EXERCISE DESCRIPTION:
Quote the entries that follow exactly, leaving none out.

Items listed in a dataset:
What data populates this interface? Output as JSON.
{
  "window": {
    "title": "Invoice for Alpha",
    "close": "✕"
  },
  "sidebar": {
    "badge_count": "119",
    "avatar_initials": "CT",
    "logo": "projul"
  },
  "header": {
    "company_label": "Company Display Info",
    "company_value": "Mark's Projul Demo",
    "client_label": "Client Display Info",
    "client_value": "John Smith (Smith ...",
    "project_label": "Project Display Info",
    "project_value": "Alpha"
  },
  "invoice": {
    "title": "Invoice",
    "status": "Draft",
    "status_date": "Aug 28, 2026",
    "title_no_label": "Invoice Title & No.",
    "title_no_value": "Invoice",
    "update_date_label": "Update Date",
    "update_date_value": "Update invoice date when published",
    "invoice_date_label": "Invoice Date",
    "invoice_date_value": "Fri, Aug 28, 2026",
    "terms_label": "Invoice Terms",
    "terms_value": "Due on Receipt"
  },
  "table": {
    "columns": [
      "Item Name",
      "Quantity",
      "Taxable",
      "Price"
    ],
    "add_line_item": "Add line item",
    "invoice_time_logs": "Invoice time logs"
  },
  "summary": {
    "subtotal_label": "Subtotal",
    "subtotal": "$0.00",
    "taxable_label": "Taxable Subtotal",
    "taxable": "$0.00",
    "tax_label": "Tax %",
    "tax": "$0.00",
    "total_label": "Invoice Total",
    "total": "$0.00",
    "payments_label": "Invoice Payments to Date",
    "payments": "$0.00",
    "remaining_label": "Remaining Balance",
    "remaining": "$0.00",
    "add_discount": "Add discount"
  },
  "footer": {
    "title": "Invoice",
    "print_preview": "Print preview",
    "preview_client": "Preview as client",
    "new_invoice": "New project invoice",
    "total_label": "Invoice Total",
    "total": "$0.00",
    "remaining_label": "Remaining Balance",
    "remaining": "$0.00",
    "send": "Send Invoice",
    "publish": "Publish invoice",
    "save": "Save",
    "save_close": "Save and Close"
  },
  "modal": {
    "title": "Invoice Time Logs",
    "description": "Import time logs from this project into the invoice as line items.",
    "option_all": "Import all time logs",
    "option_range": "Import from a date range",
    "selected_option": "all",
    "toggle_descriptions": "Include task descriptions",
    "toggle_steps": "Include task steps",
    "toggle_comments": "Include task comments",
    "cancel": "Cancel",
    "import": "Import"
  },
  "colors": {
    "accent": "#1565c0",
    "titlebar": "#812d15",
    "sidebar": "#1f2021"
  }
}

FINISHED ANSWER:
What data populates this interface? Output as JSON.
{
  "window": {
    "title": "Invoice for Alpha",
    "close": "✕"
  },
  "sidebar": {
    "badge_count": "119",
    "avatar_initials": "CT",
    "logo": "projul"
  },
  "header": {
    "company_label": "Company Display Info",
    "company_value": "Mark's Projul Demo",
    "client_label": "Client Display Info",
    "client_value": "John Smith (Smith ...",
    "project_label": "Project Display Info",
    "project_value": "Alpha"
  },
  "invoice": {
    "title": "Invoice",
    "status": "Draft",
    "status_date": "Aug 28, 2026",
    "title_no_label": "Invoice Title & No.",
    "title_no_value": "Invoice",
    "update_date_label": "Update Date",
    "update_date_value": "Update invoice date when published",
    "invoice_date_label": "Invoice Date",
    "invoice_date_value": "Fri, Aug 28, 2026",
    "terms_label": "Invoice Terms",
    "terms_value": "Due on Receipt"
  },
  "table": {
    "columns": [
      "Item Name",
      "Quantity",
      "Taxable",
      "Price"
    ],
    "add_line_item": "Add line item",
    "invoice_time_logs": "Invoice time logs"
  },
  "summary": {
    "subtotal_label": "Subtotal",
    "subtotal": "$0.00",
    "taxable_label": "Taxable Subtotal",
    "taxable": "$0.00",
    "tax_label": "Tax %",
    "tax": "$0.00",
    "total_label": "Invoice Total",
    "total": "$0.00",
    "payments_label": "Invoice Payments to Date",
    "payments": "$0.00",
    "remaining_label": "Remaining Balance",
    "remaining": "$0.00",
    "add_discount": "Add discount"
  },
  "footer": {
    "title": "Invoice",
    "print_preview": "Print preview",
    "preview_client": "Preview as client",
    "new_invoice": "New project invoice",
    "total_label": "Invoice Total",
    "total": "$0.00",
    "remaining_label": "Remaining Balance",
    "remaining": "$0.00",
    "send": "Send Invoice",
    "publish": "Publish invoice",
    "save": "Save",
    "save_close": "Save and Close"
  },
  "modal": {
    "title": "Invoice Time Logs",
    "description": "Import time logs from this project into the invoice as line items.",
    "option_all": "Import all time logs",
    "option_range": "Import from a date range",
    "selected_option": "all",
    "toggle_descriptions": "Include task descriptions",
    "toggle_steps": "Include task steps",
    "toggle_comments": "Include task comments",
    "cancel": "Cancel",
    "import": "Import"
  },
  "colors": {
    "accent": "#1565c0",
    "titlebar": "#812d15",
    "sidebar": "#1f2021"
  }
}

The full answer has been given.